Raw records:
————————
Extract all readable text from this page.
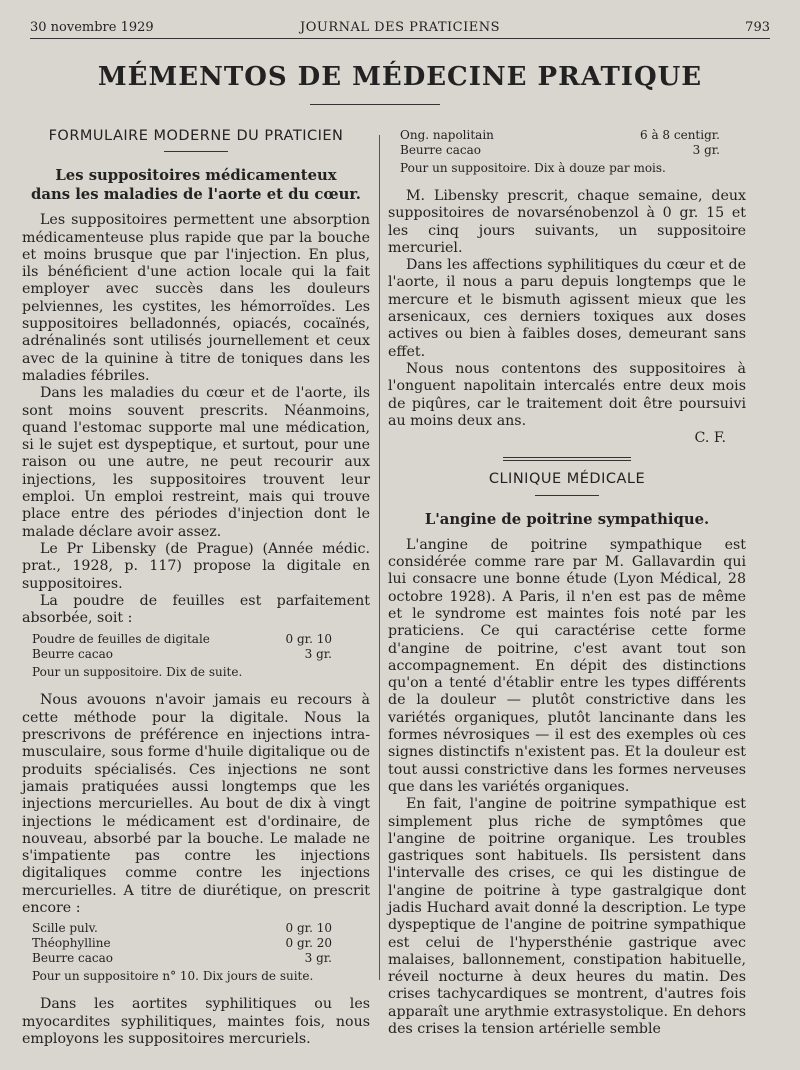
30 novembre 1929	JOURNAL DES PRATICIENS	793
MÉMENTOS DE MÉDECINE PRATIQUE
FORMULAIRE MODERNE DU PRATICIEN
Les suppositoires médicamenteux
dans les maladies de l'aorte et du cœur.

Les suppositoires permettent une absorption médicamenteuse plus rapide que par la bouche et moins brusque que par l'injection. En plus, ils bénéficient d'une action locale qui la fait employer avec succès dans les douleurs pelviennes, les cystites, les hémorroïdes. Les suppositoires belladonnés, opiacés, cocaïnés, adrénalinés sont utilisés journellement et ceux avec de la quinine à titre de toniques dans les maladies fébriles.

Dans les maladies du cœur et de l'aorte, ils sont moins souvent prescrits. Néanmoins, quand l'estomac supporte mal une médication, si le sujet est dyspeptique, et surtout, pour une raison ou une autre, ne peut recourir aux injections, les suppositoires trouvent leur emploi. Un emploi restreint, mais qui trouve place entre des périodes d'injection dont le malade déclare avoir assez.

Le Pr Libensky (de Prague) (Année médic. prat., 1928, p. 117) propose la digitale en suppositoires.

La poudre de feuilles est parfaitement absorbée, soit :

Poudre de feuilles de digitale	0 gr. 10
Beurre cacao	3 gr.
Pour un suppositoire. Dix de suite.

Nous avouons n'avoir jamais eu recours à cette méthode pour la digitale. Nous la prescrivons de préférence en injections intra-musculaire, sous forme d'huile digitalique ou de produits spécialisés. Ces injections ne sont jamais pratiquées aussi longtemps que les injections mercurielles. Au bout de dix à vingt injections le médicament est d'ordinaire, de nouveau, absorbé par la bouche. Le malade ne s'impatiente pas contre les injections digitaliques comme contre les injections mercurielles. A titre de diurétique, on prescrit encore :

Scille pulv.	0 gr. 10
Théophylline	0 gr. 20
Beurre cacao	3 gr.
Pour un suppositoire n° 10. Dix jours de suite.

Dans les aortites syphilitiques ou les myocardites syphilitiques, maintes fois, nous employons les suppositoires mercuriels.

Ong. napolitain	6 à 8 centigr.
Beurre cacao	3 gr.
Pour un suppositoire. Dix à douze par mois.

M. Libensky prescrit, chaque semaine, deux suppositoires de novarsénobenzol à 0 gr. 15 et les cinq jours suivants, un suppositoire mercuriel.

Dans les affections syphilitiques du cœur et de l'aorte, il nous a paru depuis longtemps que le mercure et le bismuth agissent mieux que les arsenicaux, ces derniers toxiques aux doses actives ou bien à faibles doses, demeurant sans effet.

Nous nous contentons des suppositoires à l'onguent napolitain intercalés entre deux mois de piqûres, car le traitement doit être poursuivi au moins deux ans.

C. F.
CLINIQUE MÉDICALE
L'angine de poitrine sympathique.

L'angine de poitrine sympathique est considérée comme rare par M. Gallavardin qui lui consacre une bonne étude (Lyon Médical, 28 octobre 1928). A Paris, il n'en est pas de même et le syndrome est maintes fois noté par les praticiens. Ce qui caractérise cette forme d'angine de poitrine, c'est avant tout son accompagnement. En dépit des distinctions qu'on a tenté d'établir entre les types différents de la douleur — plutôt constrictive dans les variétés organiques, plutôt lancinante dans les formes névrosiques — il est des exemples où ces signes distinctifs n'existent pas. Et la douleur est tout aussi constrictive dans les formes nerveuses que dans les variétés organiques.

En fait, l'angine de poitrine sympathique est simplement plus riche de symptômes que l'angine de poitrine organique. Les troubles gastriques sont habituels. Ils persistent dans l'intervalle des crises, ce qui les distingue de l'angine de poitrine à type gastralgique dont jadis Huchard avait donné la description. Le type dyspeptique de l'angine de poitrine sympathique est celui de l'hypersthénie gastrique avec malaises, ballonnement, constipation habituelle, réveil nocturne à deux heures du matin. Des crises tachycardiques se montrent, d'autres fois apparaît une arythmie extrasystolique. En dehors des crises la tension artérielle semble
————————
* _What the task asks_
Pull out each line of the entries that contains "suite".

* _Answer for this exercise_
Pour un suppositoire. Dix de suite.
Pour un suppositoire n° 10. Dix jours de suite.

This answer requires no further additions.